*EXERCISE AIM*.
Collect every line that includes the string "environ".

*Items from a data source*.
================

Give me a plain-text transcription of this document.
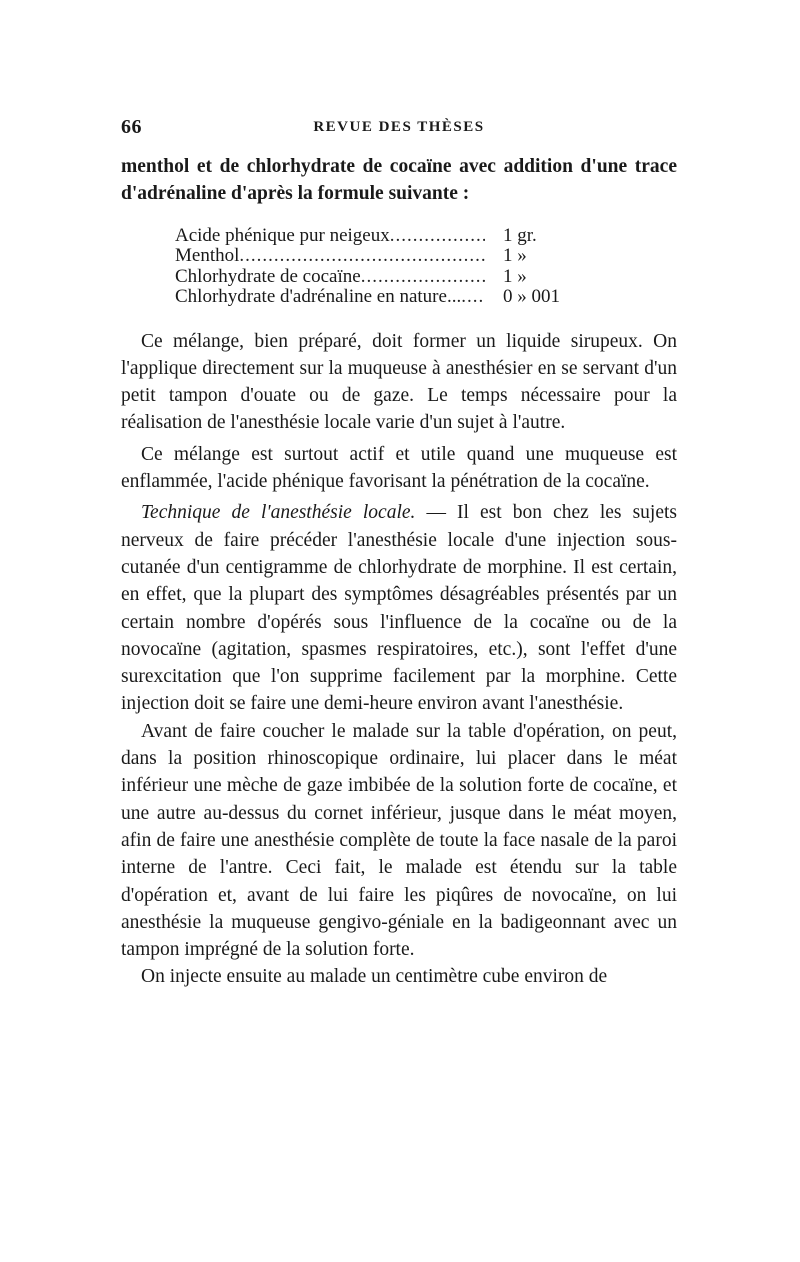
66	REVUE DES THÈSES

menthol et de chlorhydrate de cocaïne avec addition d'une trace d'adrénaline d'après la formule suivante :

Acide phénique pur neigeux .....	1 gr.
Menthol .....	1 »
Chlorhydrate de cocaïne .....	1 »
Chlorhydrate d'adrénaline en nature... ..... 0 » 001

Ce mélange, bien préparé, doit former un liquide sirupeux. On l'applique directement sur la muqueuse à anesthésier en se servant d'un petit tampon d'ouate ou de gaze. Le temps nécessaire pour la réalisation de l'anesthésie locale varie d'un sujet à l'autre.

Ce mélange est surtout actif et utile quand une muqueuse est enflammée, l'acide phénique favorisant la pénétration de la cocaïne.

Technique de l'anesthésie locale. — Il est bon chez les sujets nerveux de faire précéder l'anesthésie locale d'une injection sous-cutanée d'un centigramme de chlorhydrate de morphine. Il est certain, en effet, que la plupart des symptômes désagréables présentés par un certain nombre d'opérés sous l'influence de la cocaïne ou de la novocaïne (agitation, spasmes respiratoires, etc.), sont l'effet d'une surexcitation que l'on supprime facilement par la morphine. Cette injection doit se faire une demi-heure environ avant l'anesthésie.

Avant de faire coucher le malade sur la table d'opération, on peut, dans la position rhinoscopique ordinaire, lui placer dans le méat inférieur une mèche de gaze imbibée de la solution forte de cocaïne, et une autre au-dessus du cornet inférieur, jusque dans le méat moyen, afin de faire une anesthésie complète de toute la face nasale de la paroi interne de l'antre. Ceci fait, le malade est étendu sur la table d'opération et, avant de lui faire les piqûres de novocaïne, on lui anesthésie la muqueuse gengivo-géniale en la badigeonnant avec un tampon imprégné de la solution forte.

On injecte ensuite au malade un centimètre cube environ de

================

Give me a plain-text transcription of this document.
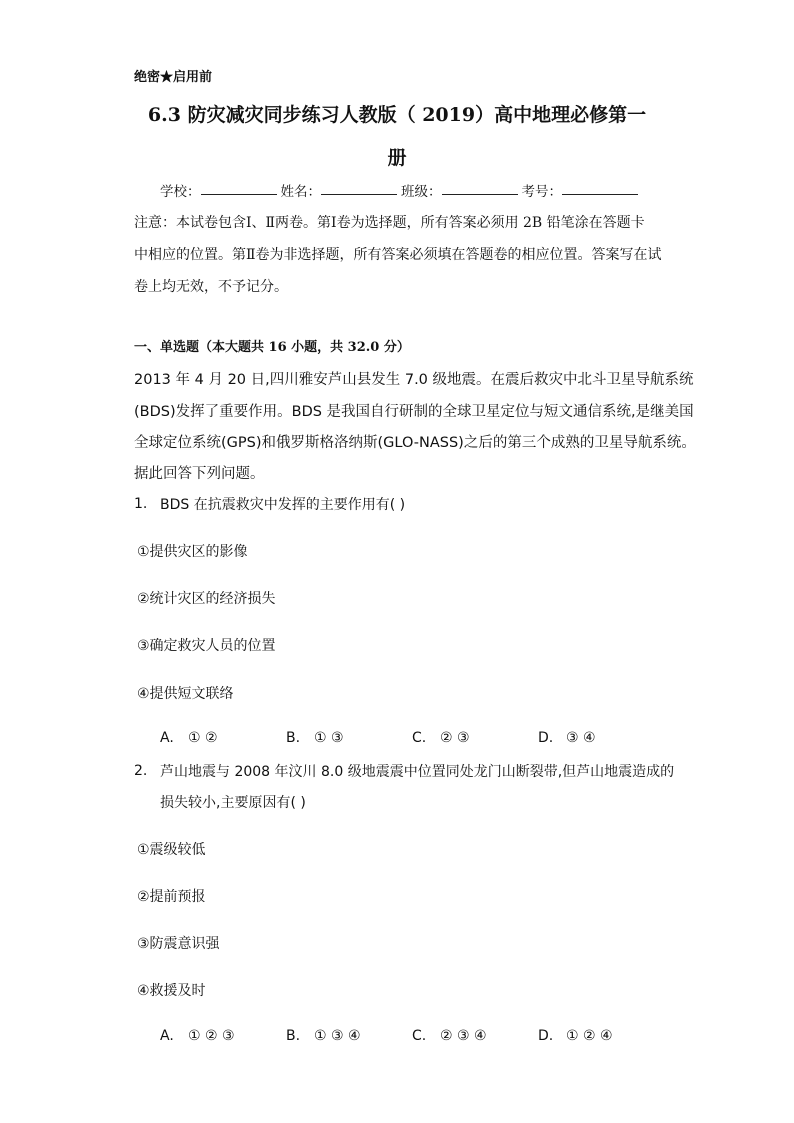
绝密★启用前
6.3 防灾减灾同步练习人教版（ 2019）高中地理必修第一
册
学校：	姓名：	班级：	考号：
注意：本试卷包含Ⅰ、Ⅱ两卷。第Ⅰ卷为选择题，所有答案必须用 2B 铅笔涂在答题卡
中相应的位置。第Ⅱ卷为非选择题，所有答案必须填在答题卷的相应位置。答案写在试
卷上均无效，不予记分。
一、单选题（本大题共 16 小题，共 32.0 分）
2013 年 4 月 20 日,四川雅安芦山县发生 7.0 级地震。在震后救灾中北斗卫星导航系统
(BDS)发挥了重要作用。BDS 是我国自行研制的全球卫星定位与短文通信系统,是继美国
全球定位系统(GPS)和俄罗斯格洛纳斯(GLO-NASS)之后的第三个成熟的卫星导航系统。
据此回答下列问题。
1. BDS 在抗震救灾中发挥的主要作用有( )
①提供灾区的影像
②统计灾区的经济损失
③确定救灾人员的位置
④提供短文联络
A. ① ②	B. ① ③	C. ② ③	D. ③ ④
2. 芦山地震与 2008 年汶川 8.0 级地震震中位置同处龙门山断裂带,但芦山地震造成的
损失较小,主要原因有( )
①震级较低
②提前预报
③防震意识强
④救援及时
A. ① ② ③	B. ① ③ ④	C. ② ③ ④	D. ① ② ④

================

*RESULT OF THE EXERCISE*.
Technique de l'anesthésie locale. — Il est bon chez les sujets nerveux de faire précéder l'anesthésie locale d'une injection sous-cutanée d'un centigramme de chlorhydrate de morphine. Il est certain, en effet, que la plupart des symptômes désagréables présentés par un certain nombre d'opérés sous l'influence de la cocaïne ou de la novocaïne (agitation, spasmes respiratoires, etc.), sont l'effet d'une surexcitation que l'on supprime facilement par la morphine. Cette injection doit se faire une demi-heure environ avant l'anesthésie.
On injecte ensuite au malade un centimètre cube environ de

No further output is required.